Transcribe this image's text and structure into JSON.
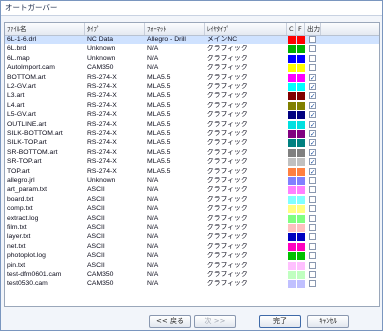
{
  "window": {
    "title": "オートガーバー"
  },
  "table": {
    "columns": [
      "ﾌｧｲﾙ名",
      "ﾀｲﾌﾟ",
      "ﾌｫｰﾏｯﾄ",
      "ﾚｲﾔﾀｲﾌﾟ",
      "C",
      "F",
      "出力"
    ],
    "rows": [
      {
        "file": "6L-1-6.drl",
        "type": "NC Data",
        "format": "Allegro - Drill",
        "layer": "メインNC",
        "c": "#ff0000",
        "f": "#ff0000",
        "out": false
      },
      {
        "file": "6L.brd",
        "type": "Unknown",
        "format": "N/A",
        "layer": "グラフィック",
        "c": "#00b000",
        "f": "#00b000",
        "out": false
      },
      {
        "file": "6L.map",
        "type": "Unknown",
        "format": "N/A",
        "layer": "グラフィック",
        "c": "#0000ff",
        "f": "#0000ff",
        "out": false
      },
      {
        "file": "AutoImport.cam",
        "type": "CAM350",
        "format": "N/A",
        "layer": "グラフィック",
        "c": "#ffff00",
        "f": "#ffff00",
        "out": false
      },
      {
        "file": "BOTTOM.art",
        "type": "RS-274-X",
        "format": "MLA5.5",
        "layer": "グラフィック",
        "c": "#ff00ff",
        "f": "#ff00ff",
        "out": true
      },
      {
        "file": "L2-GV.art",
        "type": "RS-274-X",
        "format": "MLA5.5",
        "layer": "グラフィック",
        "c": "#00ffff",
        "f": "#00ffff",
        "out": true
      },
      {
        "file": "L3.art",
        "type": "RS-274-X",
        "format": "MLA5.5",
        "layer": "グラフィック",
        "c": "#800000",
        "f": "#800000",
        "out": true
      },
      {
        "file": "L4.art",
        "type": "RS-274-X",
        "format": "MLA5.5",
        "layer": "グラフィック",
        "c": "#808000",
        "f": "#808000",
        "out": true
      },
      {
        "file": "L5-GV.art",
        "type": "RS-274-X",
        "format": "MLA5.5",
        "layer": "グラフィック",
        "c": "#000080",
        "f": "#000080",
        "out": true
      },
      {
        "file": "OUTLINE.art",
        "type": "RS-274-X",
        "format": "MLA5.5",
        "layer": "グラフィック",
        "c": "#00e0e0",
        "f": "#00e0e0",
        "out": true
      },
      {
        "file": "SILK-BOTTOM.art",
        "type": "RS-274-X",
        "format": "MLA5.5",
        "layer": "グラフィック",
        "c": "#800080",
        "f": "#800080",
        "out": true
      },
      {
        "file": "SILK-TOP.art",
        "type": "RS-274-X",
        "format": "MLA5.5",
        "layer": "グラフィック",
        "c": "#008080",
        "f": "#008080",
        "out": true
      },
      {
        "file": "SR-BOTTOM.art",
        "type": "RS-274-X",
        "format": "MLA5.5",
        "layer": "グラフィック",
        "c": "#808080",
        "f": "#808080",
        "out": true
      },
      {
        "file": "SR-TOP.art",
        "type": "RS-274-X",
        "format": "MLA5.5",
        "layer": "グラフィック",
        "c": "#c0c0c0",
        "f": "#c0c0c0",
        "out": true
      },
      {
        "file": "TOP.art",
        "type": "RS-274-X",
        "format": "MLA5.5",
        "layer": "グラフィック",
        "c": "#ff8040",
        "f": "#ff8040",
        "out": true
      },
      {
        "file": "allegro.jrl",
        "type": "Unknown",
        "format": "N/A",
        "layer": "グラフィック",
        "c": "#8080ff",
        "f": "#8080ff",
        "out": false
      },
      {
        "file": "art_param.txt",
        "type": "ASCII",
        "format": "N/A",
        "layer": "グラフィック",
        "c": "#ff80ff",
        "f": "#ff80ff",
        "out": false
      },
      {
        "file": "board.txt",
        "type": "ASCII",
        "format": "N/A",
        "layer": "グラフィック",
        "c": "#80ffff",
        "f": "#80ffff",
        "out": false
      },
      {
        "file": "comp.txt",
        "type": "ASCII",
        "format": "N/A",
        "layer": "グラフィック",
        "c": "#ffff80",
        "f": "#ffff80",
        "out": false
      },
      {
        "file": "extract.log",
        "type": "ASCII",
        "format": "N/A",
        "layer": "グラフィック",
        "c": "#80ff80",
        "f": "#80ff80",
        "out": false
      },
      {
        "file": "film.txt",
        "type": "ASCII",
        "format": "N/A",
        "layer": "グラフィック",
        "c": "#ffc0c0",
        "f": "#ffc0c0",
        "out": false
      },
      {
        "file": "layer.txt",
        "type": "ASCII",
        "format": "N/A",
        "layer": "グラフィック",
        "c": "#0000c0",
        "f": "#0000c0",
        "out": false
      },
      {
        "file": "net.txt",
        "type": "ASCII",
        "format": "N/A",
        "layer": "グラフィック",
        "c": "#ff00c0",
        "f": "#ff00c0",
        "out": false
      },
      {
        "file": "photoplot.log",
        "type": "ASCII",
        "format": "N/A",
        "layer": "グラフィック",
        "c": "#00c000",
        "f": "#00c000",
        "out": false
      },
      {
        "file": "pin.txt",
        "type": "ASCII",
        "format": "N/A",
        "layer": "グラフィック",
        "c": "#ffc0ff",
        "f": "#ffc0ff",
        "out": false
      },
      {
        "file": "test-dfm0601.cam",
        "type": "CAM350",
        "format": "N/A",
        "layer": "グラフィック",
        "c": "#c0ffc0",
        "f": "#c0ffc0",
        "out": false
      },
      {
        "file": "test0530.cam",
        "type": "CAM350",
        "format": "N/A",
        "layer": "グラフィック",
        "c": "#c0c0ff",
        "f": "#c0c0ff",
        "out": false
      }
    ]
  },
  "buttons": {
    "back": "<< 戻る",
    "next": "次 >>",
    "finish": "完了",
    "cancel": "ｷｬﾝｾﾙ"
  }
}
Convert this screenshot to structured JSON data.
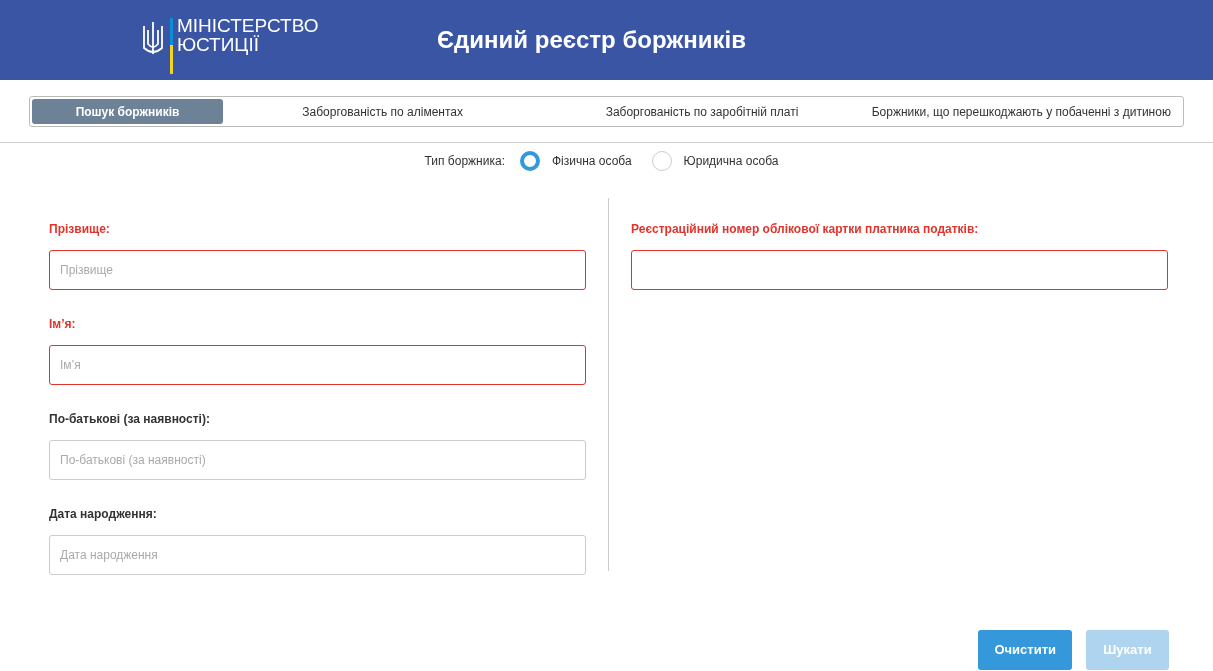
{
  "header": {
    "logo_line_1": "МІНІСТЕРСТВО",
    "logo_line_2": "ЮСТИЦІЇ",
    "title": "Єдиний реєстр боржників"
  },
  "tabs": [
    {
      "label": "Пошук боржників",
      "selected": true
    },
    {
      "label": "Заборгованість по аліментах",
      "selected": false
    },
    {
      "label": "Заборгованість по заробітній платі",
      "selected": false
    },
    {
      "label": "Боржники, що перешкоджають у побаченні з дитиною",
      "selected": false
    }
  ],
  "debtor_type": {
    "label": "Тип боржника:",
    "options": [
      {
        "label": "Фізична особа",
        "selected": true
      },
      {
        "label": "Юридична особа",
        "selected": false
      }
    ]
  },
  "left_fields": [
    {
      "label": "Прізвище:",
      "placeholder": "Прізвище",
      "required": true
    },
    {
      "label": "Ім’я:",
      "placeholder": "Ім’я",
      "required": true
    },
    {
      "label": "По-батькові (за наявності):",
      "placeholder": "По-батькові (за наявності)",
      "required": false
    },
    {
      "label": "Дата народження:",
      "placeholder": "Дата народження",
      "required": false
    }
  ],
  "right_fields": [
    {
      "label": "Реєстраційний номер облікової картки платника податків:",
      "required": true
    }
  ],
  "buttons": [
    {
      "label": "Очистити",
      "disabled": false
    },
    {
      "label": "Шукати",
      "disabled": true
    }
  ]
}
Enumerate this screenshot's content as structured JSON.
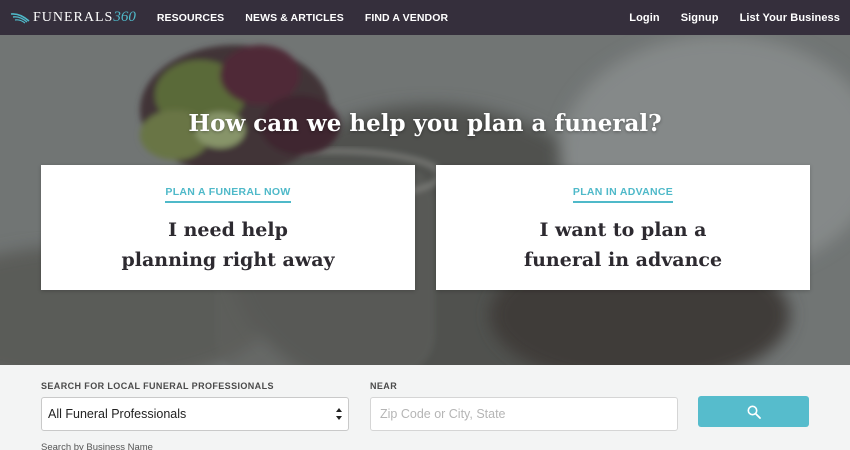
{
  "nav": {
    "logo_text": "FUNERALS",
    "logo_number": "360",
    "left_links": [
      "RESOURCES",
      "NEWS & ARTICLES",
      "FIND A VENDOR"
    ],
    "right_links": [
      "Login",
      "Signup",
      "List Your Business"
    ]
  },
  "hero": {
    "title": "How can we help you plan a funeral?",
    "cards": [
      {
        "kicker": "PLAN A FUNERAL NOW",
        "heading": "I need help\nplanning right away"
      },
      {
        "kicker": "PLAN IN ADVANCE",
        "heading": "I want to plan a\nfuneral in advance"
      }
    ]
  },
  "search": {
    "category_label": "SEARCH FOR LOCAL FUNERAL PROFESSIONALS",
    "category_value": "All Funeral Professionals",
    "near_label": "NEAR",
    "near_placeholder": "Zip Code or City, State",
    "button_icon": "search-icon",
    "business_name_link": "Search by Business Name"
  },
  "colors": {
    "nav_bg": "#352f3c",
    "accent": "#4fb9c9",
    "button": "#56bccc"
  }
}
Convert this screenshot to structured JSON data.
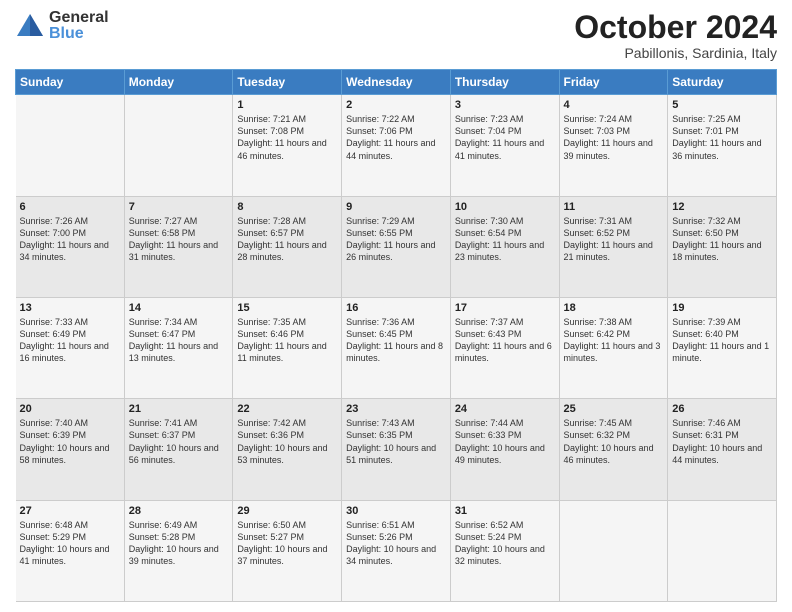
{
  "header": {
    "logo_general": "General",
    "logo_blue": "Blue",
    "month_title": "October 2024",
    "location": "Pabillonis, Sardinia, Italy"
  },
  "weekdays": [
    "Sunday",
    "Monday",
    "Tuesday",
    "Wednesday",
    "Thursday",
    "Friday",
    "Saturday"
  ],
  "weeks": [
    [
      {
        "day": "",
        "sunrise": "",
        "sunset": "",
        "daylight": ""
      },
      {
        "day": "",
        "sunrise": "",
        "sunset": "",
        "daylight": ""
      },
      {
        "day": "1",
        "sunrise": "Sunrise: 7:21 AM",
        "sunset": "Sunset: 7:08 PM",
        "daylight": "Daylight: 11 hours and 46 minutes."
      },
      {
        "day": "2",
        "sunrise": "Sunrise: 7:22 AM",
        "sunset": "Sunset: 7:06 PM",
        "daylight": "Daylight: 11 hours and 44 minutes."
      },
      {
        "day": "3",
        "sunrise": "Sunrise: 7:23 AM",
        "sunset": "Sunset: 7:04 PM",
        "daylight": "Daylight: 11 hours and 41 minutes."
      },
      {
        "day": "4",
        "sunrise": "Sunrise: 7:24 AM",
        "sunset": "Sunset: 7:03 PM",
        "daylight": "Daylight: 11 hours and 39 minutes."
      },
      {
        "day": "5",
        "sunrise": "Sunrise: 7:25 AM",
        "sunset": "Sunset: 7:01 PM",
        "daylight": "Daylight: 11 hours and 36 minutes."
      }
    ],
    [
      {
        "day": "6",
        "sunrise": "Sunrise: 7:26 AM",
        "sunset": "Sunset: 7:00 PM",
        "daylight": "Daylight: 11 hours and 34 minutes."
      },
      {
        "day": "7",
        "sunrise": "Sunrise: 7:27 AM",
        "sunset": "Sunset: 6:58 PM",
        "daylight": "Daylight: 11 hours and 31 minutes."
      },
      {
        "day": "8",
        "sunrise": "Sunrise: 7:28 AM",
        "sunset": "Sunset: 6:57 PM",
        "daylight": "Daylight: 11 hours and 28 minutes."
      },
      {
        "day": "9",
        "sunrise": "Sunrise: 7:29 AM",
        "sunset": "Sunset: 6:55 PM",
        "daylight": "Daylight: 11 hours and 26 minutes."
      },
      {
        "day": "10",
        "sunrise": "Sunrise: 7:30 AM",
        "sunset": "Sunset: 6:54 PM",
        "daylight": "Daylight: 11 hours and 23 minutes."
      },
      {
        "day": "11",
        "sunrise": "Sunrise: 7:31 AM",
        "sunset": "Sunset: 6:52 PM",
        "daylight": "Daylight: 11 hours and 21 minutes."
      },
      {
        "day": "12",
        "sunrise": "Sunrise: 7:32 AM",
        "sunset": "Sunset: 6:50 PM",
        "daylight": "Daylight: 11 hours and 18 minutes."
      }
    ],
    [
      {
        "day": "13",
        "sunrise": "Sunrise: 7:33 AM",
        "sunset": "Sunset: 6:49 PM",
        "daylight": "Daylight: 11 hours and 16 minutes."
      },
      {
        "day": "14",
        "sunrise": "Sunrise: 7:34 AM",
        "sunset": "Sunset: 6:47 PM",
        "daylight": "Daylight: 11 hours and 13 minutes."
      },
      {
        "day": "15",
        "sunrise": "Sunrise: 7:35 AM",
        "sunset": "Sunset: 6:46 PM",
        "daylight": "Daylight: 11 hours and 11 minutes."
      },
      {
        "day": "16",
        "sunrise": "Sunrise: 7:36 AM",
        "sunset": "Sunset: 6:45 PM",
        "daylight": "Daylight: 11 hours and 8 minutes."
      },
      {
        "day": "17",
        "sunrise": "Sunrise: 7:37 AM",
        "sunset": "Sunset: 6:43 PM",
        "daylight": "Daylight: 11 hours and 6 minutes."
      },
      {
        "day": "18",
        "sunrise": "Sunrise: 7:38 AM",
        "sunset": "Sunset: 6:42 PM",
        "daylight": "Daylight: 11 hours and 3 minutes."
      },
      {
        "day": "19",
        "sunrise": "Sunrise: 7:39 AM",
        "sunset": "Sunset: 6:40 PM",
        "daylight": "Daylight: 11 hours and 1 minute."
      }
    ],
    [
      {
        "day": "20",
        "sunrise": "Sunrise: 7:40 AM",
        "sunset": "Sunset: 6:39 PM",
        "daylight": "Daylight: 10 hours and 58 minutes."
      },
      {
        "day": "21",
        "sunrise": "Sunrise: 7:41 AM",
        "sunset": "Sunset: 6:37 PM",
        "daylight": "Daylight: 10 hours and 56 minutes."
      },
      {
        "day": "22",
        "sunrise": "Sunrise: 7:42 AM",
        "sunset": "Sunset: 6:36 PM",
        "daylight": "Daylight: 10 hours and 53 minutes."
      },
      {
        "day": "23",
        "sunrise": "Sunrise: 7:43 AM",
        "sunset": "Sunset: 6:35 PM",
        "daylight": "Daylight: 10 hours and 51 minutes."
      },
      {
        "day": "24",
        "sunrise": "Sunrise: 7:44 AM",
        "sunset": "Sunset: 6:33 PM",
        "daylight": "Daylight: 10 hours and 49 minutes."
      },
      {
        "day": "25",
        "sunrise": "Sunrise: 7:45 AM",
        "sunset": "Sunset: 6:32 PM",
        "daylight": "Daylight: 10 hours and 46 minutes."
      },
      {
        "day": "26",
        "sunrise": "Sunrise: 7:46 AM",
        "sunset": "Sunset: 6:31 PM",
        "daylight": "Daylight: 10 hours and 44 minutes."
      }
    ],
    [
      {
        "day": "27",
        "sunrise": "Sunrise: 6:48 AM",
        "sunset": "Sunset: 5:29 PM",
        "daylight": "Daylight: 10 hours and 41 minutes."
      },
      {
        "day": "28",
        "sunrise": "Sunrise: 6:49 AM",
        "sunset": "Sunset: 5:28 PM",
        "daylight": "Daylight: 10 hours and 39 minutes."
      },
      {
        "day": "29",
        "sunrise": "Sunrise: 6:50 AM",
        "sunset": "Sunset: 5:27 PM",
        "daylight": "Daylight: 10 hours and 37 minutes."
      },
      {
        "day": "30",
        "sunrise": "Sunrise: 6:51 AM",
        "sunset": "Sunset: 5:26 PM",
        "daylight": "Daylight: 10 hours and 34 minutes."
      },
      {
        "day": "31",
        "sunrise": "Sunrise: 6:52 AM",
        "sunset": "Sunset: 5:24 PM",
        "daylight": "Daylight: 10 hours and 32 minutes."
      },
      {
        "day": "",
        "sunrise": "",
        "sunset": "",
        "daylight": ""
      },
      {
        "day": "",
        "sunrise": "",
        "sunset": "",
        "daylight": ""
      }
    ]
  ]
}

* _Short problem_: From the data above, gather every line that includes the word "Заборгованість".

* _Solution to the problem_:
      "label": "Заборгованість по аліментах",
      "label": "Заборгованість по заробітній платі",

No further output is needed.